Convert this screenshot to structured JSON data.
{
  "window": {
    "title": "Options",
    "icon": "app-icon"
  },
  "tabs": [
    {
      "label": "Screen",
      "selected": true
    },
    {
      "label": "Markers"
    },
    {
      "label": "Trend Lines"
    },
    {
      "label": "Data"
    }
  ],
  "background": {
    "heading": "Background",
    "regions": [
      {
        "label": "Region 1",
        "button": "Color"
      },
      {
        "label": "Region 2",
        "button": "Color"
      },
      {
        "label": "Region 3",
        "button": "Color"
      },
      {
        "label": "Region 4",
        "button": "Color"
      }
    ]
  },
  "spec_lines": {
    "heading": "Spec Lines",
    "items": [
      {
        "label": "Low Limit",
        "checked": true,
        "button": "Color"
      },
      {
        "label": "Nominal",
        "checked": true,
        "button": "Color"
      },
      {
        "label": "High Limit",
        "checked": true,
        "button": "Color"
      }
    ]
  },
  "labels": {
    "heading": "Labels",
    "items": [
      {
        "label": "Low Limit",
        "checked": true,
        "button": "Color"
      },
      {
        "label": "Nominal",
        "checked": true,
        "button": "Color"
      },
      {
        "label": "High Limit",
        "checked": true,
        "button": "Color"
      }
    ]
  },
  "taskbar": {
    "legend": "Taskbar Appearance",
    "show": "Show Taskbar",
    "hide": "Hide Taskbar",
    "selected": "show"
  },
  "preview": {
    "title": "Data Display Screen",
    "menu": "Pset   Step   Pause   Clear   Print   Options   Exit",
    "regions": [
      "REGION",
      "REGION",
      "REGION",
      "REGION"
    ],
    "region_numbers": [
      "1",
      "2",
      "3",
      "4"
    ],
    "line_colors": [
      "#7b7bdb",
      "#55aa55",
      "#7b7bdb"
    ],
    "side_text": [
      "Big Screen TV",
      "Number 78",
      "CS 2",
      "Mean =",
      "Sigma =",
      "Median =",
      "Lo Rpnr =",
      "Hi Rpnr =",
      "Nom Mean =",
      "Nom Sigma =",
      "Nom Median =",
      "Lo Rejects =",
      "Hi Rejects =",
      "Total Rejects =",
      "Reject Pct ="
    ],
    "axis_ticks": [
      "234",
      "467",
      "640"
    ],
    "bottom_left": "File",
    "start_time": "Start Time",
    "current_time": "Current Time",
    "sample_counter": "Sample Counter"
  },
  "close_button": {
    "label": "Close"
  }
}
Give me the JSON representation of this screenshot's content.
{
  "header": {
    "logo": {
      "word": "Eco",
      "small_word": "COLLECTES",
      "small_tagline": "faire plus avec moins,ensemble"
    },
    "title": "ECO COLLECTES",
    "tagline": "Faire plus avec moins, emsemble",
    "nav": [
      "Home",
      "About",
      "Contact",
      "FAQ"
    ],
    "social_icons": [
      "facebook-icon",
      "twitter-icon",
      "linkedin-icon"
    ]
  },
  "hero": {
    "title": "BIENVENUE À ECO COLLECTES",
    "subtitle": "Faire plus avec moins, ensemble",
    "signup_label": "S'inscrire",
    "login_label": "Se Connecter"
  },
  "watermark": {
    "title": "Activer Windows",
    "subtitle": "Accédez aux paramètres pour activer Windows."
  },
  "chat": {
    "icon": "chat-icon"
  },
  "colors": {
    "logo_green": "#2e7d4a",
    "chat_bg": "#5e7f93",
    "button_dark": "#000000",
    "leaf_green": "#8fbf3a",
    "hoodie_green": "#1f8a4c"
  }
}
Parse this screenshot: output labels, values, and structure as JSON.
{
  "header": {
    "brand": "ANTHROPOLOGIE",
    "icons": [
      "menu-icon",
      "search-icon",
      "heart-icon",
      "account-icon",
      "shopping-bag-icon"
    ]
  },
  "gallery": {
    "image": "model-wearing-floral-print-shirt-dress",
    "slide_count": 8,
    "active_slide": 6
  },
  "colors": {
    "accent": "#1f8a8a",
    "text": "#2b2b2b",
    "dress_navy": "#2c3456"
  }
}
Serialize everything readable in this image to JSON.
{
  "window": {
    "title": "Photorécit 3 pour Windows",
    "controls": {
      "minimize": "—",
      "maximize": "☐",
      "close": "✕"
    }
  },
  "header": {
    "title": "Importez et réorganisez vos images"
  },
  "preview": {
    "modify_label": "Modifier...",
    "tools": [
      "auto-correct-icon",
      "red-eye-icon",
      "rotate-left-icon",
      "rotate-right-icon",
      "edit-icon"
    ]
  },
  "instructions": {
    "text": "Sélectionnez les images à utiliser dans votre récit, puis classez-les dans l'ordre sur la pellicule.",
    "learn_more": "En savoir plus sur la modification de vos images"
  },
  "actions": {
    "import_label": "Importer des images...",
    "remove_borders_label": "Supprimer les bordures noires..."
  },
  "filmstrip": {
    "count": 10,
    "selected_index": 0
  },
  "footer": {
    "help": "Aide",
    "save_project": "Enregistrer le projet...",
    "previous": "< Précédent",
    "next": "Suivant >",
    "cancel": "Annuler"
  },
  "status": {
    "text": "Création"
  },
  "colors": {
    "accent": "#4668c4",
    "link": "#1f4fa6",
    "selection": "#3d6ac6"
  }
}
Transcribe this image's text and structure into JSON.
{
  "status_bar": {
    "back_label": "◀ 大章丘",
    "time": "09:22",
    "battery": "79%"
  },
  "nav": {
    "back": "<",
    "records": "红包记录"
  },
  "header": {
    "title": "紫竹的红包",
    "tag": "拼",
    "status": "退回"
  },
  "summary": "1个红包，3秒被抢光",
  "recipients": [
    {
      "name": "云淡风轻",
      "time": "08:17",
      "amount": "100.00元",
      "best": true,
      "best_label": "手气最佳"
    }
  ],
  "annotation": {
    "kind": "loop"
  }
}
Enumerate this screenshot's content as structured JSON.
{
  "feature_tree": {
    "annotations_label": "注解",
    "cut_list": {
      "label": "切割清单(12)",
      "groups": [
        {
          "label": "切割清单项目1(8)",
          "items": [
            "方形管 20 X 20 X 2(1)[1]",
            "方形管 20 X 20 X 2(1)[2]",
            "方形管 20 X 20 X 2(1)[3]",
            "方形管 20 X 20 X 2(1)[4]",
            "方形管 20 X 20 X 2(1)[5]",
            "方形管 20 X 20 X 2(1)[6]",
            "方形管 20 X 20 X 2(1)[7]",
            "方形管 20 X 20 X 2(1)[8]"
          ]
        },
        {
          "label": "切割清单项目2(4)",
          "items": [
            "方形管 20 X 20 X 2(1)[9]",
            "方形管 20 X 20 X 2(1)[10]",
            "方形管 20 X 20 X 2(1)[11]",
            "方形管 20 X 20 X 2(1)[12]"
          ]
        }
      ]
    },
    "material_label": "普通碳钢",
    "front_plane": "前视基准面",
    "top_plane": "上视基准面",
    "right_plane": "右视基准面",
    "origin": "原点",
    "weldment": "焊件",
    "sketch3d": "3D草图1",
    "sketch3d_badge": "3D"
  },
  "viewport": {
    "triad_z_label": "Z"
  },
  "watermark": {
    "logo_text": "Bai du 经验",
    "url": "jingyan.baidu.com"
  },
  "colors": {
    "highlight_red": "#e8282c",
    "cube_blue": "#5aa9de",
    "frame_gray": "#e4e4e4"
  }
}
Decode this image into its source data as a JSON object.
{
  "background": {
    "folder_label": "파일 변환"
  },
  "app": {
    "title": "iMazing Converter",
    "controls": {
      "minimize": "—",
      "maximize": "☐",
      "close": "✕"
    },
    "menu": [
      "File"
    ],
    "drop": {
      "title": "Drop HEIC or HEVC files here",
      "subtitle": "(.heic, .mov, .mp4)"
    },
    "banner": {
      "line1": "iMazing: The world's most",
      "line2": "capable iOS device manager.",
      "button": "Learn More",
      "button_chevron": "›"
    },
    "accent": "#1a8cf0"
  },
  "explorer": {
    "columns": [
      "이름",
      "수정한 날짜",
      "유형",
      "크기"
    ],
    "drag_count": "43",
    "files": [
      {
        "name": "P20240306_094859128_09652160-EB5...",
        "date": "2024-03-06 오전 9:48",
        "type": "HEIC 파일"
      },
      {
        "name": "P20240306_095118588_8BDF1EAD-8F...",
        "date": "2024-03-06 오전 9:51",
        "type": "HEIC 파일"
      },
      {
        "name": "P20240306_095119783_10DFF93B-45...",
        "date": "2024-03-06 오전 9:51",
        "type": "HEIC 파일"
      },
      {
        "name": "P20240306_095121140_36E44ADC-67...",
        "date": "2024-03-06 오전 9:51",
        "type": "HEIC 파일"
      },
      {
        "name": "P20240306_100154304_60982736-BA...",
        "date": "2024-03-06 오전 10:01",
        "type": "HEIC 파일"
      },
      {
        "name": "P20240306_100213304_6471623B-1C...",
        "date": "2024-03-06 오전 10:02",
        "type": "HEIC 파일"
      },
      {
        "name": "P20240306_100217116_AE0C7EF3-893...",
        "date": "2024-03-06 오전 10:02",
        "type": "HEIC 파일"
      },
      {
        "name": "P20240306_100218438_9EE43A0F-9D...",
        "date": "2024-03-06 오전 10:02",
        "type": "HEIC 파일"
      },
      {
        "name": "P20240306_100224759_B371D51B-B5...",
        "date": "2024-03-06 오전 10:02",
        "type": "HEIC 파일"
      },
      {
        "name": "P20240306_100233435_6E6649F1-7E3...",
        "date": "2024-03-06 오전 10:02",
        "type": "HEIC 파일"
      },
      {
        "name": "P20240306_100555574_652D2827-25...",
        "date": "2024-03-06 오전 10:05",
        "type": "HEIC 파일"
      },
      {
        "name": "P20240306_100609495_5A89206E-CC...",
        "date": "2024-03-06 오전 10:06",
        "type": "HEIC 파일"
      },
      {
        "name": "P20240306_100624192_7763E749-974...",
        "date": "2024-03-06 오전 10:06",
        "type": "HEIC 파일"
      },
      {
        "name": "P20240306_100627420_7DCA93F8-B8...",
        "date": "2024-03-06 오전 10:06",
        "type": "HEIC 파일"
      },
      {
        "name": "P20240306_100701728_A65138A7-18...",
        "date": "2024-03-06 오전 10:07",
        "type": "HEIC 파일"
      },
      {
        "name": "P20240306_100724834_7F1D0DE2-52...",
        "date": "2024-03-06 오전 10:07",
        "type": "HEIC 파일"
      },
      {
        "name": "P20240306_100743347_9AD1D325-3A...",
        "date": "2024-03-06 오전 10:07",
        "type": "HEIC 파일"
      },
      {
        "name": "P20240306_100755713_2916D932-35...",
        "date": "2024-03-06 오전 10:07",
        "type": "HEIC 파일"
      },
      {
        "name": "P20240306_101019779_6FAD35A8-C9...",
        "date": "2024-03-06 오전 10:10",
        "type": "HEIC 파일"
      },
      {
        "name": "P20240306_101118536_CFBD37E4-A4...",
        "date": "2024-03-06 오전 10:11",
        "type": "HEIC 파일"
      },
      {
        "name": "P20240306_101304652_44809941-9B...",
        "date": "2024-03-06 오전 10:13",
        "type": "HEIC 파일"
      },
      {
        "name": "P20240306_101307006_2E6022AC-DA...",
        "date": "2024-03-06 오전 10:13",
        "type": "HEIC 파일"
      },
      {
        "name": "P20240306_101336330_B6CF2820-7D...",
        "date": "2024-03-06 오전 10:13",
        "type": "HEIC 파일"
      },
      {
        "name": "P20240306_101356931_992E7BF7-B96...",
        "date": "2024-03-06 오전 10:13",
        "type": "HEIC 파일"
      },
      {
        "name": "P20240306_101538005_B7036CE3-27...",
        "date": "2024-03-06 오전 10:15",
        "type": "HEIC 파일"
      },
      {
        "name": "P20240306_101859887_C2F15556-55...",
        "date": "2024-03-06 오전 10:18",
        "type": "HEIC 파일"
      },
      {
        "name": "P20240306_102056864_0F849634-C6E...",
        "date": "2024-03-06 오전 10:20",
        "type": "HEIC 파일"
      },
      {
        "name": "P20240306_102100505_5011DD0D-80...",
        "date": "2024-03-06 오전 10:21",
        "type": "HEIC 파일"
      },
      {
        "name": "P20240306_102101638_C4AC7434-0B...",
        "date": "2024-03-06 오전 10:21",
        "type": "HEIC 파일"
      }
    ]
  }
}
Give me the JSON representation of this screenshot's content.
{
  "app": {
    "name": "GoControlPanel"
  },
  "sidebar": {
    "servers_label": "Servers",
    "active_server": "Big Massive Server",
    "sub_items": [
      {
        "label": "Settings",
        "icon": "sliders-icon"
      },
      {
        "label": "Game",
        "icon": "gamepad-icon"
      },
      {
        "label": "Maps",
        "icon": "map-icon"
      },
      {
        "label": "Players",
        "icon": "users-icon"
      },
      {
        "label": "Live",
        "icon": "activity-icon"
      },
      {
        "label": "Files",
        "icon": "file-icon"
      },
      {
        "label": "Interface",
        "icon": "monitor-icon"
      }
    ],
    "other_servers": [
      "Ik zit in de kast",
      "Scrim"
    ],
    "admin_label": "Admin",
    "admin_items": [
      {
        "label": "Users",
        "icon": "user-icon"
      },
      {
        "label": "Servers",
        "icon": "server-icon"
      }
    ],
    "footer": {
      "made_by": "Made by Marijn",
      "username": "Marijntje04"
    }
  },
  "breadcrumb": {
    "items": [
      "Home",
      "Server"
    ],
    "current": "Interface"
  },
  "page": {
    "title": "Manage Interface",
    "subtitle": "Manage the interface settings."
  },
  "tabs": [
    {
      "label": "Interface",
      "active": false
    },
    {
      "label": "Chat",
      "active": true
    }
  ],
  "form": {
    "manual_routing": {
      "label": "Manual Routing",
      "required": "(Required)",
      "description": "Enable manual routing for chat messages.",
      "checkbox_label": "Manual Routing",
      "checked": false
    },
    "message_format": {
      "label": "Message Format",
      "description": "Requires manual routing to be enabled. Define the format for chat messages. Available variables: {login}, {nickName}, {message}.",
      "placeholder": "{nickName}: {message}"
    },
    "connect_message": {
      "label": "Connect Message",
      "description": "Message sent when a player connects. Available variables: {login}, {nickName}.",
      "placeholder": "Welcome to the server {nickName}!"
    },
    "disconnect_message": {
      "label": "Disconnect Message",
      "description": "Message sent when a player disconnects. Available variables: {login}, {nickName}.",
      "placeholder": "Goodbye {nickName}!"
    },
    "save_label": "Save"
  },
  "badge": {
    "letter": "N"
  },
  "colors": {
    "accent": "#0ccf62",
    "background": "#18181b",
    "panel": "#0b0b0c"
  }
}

- **Stated exercise**: Take every line from the data that contains the word "this".

- **Result**:
Convert this screenshot to structured JSON data.
Give me the JSON representation of this screenshot's content.
Parse this screenshot: output labels, values, and structure as JSON.
Serialize everything readable in this image to JSON.
Transcribe this image's text and structure into JSON.
Enumerate this screenshot's content as structured JSON.
Decode this image into its source data as a JSON object.
Give me the JSON representation of this screenshot's content.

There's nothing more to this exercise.